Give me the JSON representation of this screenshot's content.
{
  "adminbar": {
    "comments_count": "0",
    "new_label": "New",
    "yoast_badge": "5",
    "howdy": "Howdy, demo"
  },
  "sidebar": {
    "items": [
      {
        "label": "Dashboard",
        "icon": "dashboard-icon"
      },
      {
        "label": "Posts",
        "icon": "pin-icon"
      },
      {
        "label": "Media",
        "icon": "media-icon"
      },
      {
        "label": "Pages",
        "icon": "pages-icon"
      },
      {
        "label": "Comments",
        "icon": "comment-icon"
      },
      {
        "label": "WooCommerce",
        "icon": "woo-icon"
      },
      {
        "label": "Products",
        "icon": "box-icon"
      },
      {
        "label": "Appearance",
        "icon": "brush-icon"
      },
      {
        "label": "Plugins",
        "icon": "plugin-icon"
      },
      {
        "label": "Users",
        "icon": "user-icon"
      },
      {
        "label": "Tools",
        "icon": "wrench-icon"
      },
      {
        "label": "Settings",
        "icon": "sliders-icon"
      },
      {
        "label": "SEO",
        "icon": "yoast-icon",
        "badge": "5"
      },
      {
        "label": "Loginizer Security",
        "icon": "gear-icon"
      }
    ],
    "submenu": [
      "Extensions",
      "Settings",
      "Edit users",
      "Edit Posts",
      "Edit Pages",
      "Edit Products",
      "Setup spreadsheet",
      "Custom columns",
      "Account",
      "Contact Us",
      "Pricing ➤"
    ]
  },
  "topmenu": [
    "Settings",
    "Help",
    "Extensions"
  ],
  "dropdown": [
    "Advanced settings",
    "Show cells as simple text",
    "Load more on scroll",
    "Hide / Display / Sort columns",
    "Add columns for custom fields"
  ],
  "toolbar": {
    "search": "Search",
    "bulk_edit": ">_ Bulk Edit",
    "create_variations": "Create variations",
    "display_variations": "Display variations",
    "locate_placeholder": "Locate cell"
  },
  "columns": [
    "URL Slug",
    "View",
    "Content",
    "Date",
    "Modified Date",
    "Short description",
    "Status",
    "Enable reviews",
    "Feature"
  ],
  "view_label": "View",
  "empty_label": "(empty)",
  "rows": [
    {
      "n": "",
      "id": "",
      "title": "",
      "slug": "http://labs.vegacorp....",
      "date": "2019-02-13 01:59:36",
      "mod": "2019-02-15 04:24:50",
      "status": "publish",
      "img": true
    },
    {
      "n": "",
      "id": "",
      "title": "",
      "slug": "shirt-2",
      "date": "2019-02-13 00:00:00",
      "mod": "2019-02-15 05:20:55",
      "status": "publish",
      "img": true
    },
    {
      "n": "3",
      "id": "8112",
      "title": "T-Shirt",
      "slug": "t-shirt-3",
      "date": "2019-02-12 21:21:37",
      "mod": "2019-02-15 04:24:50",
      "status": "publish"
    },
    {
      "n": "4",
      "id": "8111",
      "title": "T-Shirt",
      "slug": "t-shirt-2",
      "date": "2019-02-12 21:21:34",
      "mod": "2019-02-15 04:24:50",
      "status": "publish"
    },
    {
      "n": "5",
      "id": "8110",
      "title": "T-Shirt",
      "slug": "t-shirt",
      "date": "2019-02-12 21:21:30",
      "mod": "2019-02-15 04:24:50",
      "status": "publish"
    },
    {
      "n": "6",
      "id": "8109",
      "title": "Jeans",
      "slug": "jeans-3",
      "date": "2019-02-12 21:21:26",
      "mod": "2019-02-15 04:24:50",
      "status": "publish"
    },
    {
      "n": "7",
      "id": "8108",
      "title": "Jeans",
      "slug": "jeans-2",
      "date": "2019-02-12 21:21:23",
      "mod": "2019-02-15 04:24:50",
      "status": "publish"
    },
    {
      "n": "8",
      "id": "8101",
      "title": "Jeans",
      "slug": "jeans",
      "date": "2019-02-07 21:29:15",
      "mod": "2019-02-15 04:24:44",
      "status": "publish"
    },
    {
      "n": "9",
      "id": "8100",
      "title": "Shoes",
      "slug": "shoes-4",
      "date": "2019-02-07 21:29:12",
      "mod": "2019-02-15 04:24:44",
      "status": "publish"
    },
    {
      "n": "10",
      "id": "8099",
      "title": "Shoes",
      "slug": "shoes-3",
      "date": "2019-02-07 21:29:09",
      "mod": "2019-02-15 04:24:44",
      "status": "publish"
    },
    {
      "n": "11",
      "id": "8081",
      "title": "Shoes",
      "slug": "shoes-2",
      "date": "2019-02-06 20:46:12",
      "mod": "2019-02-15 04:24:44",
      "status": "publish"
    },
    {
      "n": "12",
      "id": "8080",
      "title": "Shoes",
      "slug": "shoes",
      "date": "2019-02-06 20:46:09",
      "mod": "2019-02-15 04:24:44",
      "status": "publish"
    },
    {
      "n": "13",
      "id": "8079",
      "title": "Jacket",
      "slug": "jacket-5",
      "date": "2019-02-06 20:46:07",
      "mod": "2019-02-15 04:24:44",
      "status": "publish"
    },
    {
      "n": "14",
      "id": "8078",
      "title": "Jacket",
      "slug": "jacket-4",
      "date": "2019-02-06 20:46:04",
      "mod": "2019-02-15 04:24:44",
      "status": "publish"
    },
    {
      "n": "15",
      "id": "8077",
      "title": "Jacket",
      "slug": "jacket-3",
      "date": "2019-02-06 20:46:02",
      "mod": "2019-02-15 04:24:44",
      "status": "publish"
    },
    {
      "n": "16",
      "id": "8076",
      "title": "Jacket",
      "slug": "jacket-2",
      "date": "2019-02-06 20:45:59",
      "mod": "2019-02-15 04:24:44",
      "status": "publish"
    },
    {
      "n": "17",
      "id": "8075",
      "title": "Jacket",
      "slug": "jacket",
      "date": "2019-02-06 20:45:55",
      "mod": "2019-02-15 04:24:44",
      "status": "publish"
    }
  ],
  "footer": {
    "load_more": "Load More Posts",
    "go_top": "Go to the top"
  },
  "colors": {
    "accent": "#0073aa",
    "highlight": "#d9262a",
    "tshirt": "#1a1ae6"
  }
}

### WHAT YOU SHOULD DO
Repeat the whole listing verbatim.

### ANSWER BELOW
Give me the JSON representation of this screenshot's content.
{
  "adminbar": {
    "comments_count": "0",
    "new_label": "New",
    "yoast_badge": "5",
    "howdy": "Howdy, demo"
  },
  "sidebar": {
    "items": [
      {
        "label": "Dashboard",
        "icon": "dashboard-icon"
      },
      {
        "label": "Posts",
        "icon": "pin-icon"
      },
      {
        "label": "Media",
        "icon": "media-icon"
      },
      {
        "label": "Pages",
        "icon": "pages-icon"
      },
      {
        "label": "Comments",
        "icon": "comment-icon"
      },
      {
        "label": "WooCommerce",
        "icon": "woo-icon"
      },
      {
        "label": "Products",
        "icon": "box-icon"
      },
      {
        "label": "Appearance",
        "icon": "brush-icon"
      },
      {
        "label": "Plugins",
        "icon": "plugin-icon"
      },
      {
        "label": "Users",
        "icon": "user-icon"
      },
      {
        "label": "Tools",
        "icon": "wrench-icon"
      },
      {
        "label": "Settings",
        "icon": "sliders-icon"
      },
      {
        "label": "SEO",
        "icon": "yoast-icon",
        "badge": "5"
      },
      {
        "label": "Loginizer Security",
        "icon": "gear-icon"
      }
    ],
    "submenu": [
      "Extensions",
      "Settings",
      "Edit users",
      "Edit Posts",
      "Edit Pages",
      "Edit Products",
      "Setup spreadsheet",
      "Custom columns",
      "Account",
      "Contact Us",
      "Pricing ➤"
    ]
  },
  "topmenu": [
    "Settings",
    "Help",
    "Extensions"
  ],
  "dropdown": [
    "Advanced settings",
    "Show cells as simple text",
    "Load more on scroll",
    "Hide / Display / Sort columns",
    "Add columns for custom fields"
  ],
  "toolbar": {
    "search": "Search",
    "bulk_edit": ">_ Bulk Edit",
    "create_variations": "Create variations",
    "display_variations": "Display variations",
    "locate_placeholder": "Locate cell"
  },
  "columns": [
    "URL Slug",
    "View",
    "Content",
    "Date",
    "Modified Date",
    "Short description",
    "Status",
    "Enable reviews",
    "Feature"
  ],
  "view_label": "View",
  "empty_label": "(empty)",
  "rows": [
    {
      "n": "",
      "id": "",
      "title": "",
      "slug": "http://labs.vegacorp....",
      "date": "2019-02-13 01:59:36",
      "mod": "2019-02-15 04:24:50",
      "status": "publish",
      "img": true
    },
    {
      "n": "",
      "id": "",
      "title": "",
      "slug": "shirt-2",
      "date": "2019-02-13 00:00:00",
      "mod": "2019-02-15 05:20:55",
      "status": "publish",
      "img": true
    },
    {
      "n": "3",
      "id": "8112",
      "title": "T-Shirt",
      "slug": "t-shirt-3",
      "date": "2019-02-12 21:21:37",
      "mod": "2019-02-15 04:24:50",
      "status": "publish"
    },
    {
      "n": "4",
      "id": "8111",
      "title": "T-Shirt",
      "slug": "t-shirt-2",
      "date": "2019-02-12 21:21:34",
      "mod": "2019-02-15 04:24:50",
      "status": "publish"
    },
    {
      "n": "5",
      "id": "8110",
      "title": "T-Shirt",
      "slug": "t-shirt",
      "date": "2019-02-12 21:21:30",
      "mod": "2019-02-15 04:24:50",
      "status": "publish"
    },
    {
      "n": "6",
      "id": "8109",
      "title": "Jeans",
      "slug": "jeans-3",
      "date": "2019-02-12 21:21:26",
      "mod": "2019-02-15 04:24:50",
      "status": "publish"
    },
    {
      "n": "7",
      "id": "8108",
      "title": "Jeans",
      "slug": "jeans-2",
      "date": "2019-02-12 21:21:23",
      "mod": "2019-02-15 04:24:50",
      "status": "publish"
    },
    {
      "n": "8",
      "id": "8101",
      "title": "Jeans",
      "slug": "jeans",
      "date": "2019-02-07 21:29:15",
      "mod": "2019-02-15 04:24:44",
      "status": "publish"
    },
    {
      "n": "9",
      "id": "8100",
      "title": "Shoes",
      "slug": "shoes-4",
      "date": "2019-02-07 21:29:12",
      "mod": "2019-02-15 04:24:44",
      "status": "publish"
    },
    {
      "n": "10",
      "id": "8099",
      "title": "Shoes",
      "slug": "shoes-3",
      "date": "2019-02-07 21:29:09",
      "mod": "2019-02-15 04:24:44",
      "status": "publish"
    },
    {
      "n": "11",
      "id": "8081",
      "title": "Shoes",
      "slug": "shoes-2",
      "date": "2019-02-06 20:46:12",
      "mod": "2019-02-15 04:24:44",
      "status": "publish"
    },
    {
      "n": "12",
      "id": "8080",
      "title": "Shoes",
      "slug": "shoes",
      "date": "2019-02-06 20:46:09",
      "mod": "2019-02-15 04:24:44",
      "status": "publish"
    },
    {
      "n": "13",
      "id": "8079",
      "title": "Jacket",
      "slug": "jacket-5",
      "date": "2019-02-06 20:46:07",
      "mod": "2019-02-15 04:24:44",
      "status": "publish"
    },
    {
      "n": "14",
      "id": "8078",
      "title": "Jacket",
      "slug": "jacket-4",
      "date": "2019-02-06 20:46:04",
      "mod": "2019-02-15 04:24:44",
      "status": "publish"
    },
    {
      "n": "15",
      "id": "8077",
      "title": "Jacket",
      "slug": "jacket-3",
      "date": "2019-02-06 20:46:02",
      "mod": "2019-02-15 04:24:44",
      "status": "publish"
    },
    {
      "n": "16",
      "id": "8076",
      "title": "Jacket",
      "slug": "jacket-2",
      "date": "2019-02-06 20:45:59",
      "mod": "2019-02-15 04:24:44",
      "status": "publish"
    },
    {
      "n": "17",
      "id": "8075",
      "title": "Jacket",
      "slug": "jacket",
      "date": "2019-02-06 20:45:55",
      "mod": "2019-02-15 04:24:44",
      "status": "publish"
    }
  ],
  "footer": {
    "load_more": "Load More Posts",
    "go_top": "Go to the top"
  },
  "colors": {
    "accent": "#0073aa",
    "highlight": "#d9262a",
    "tshirt": "#1a1ae6"
  }
}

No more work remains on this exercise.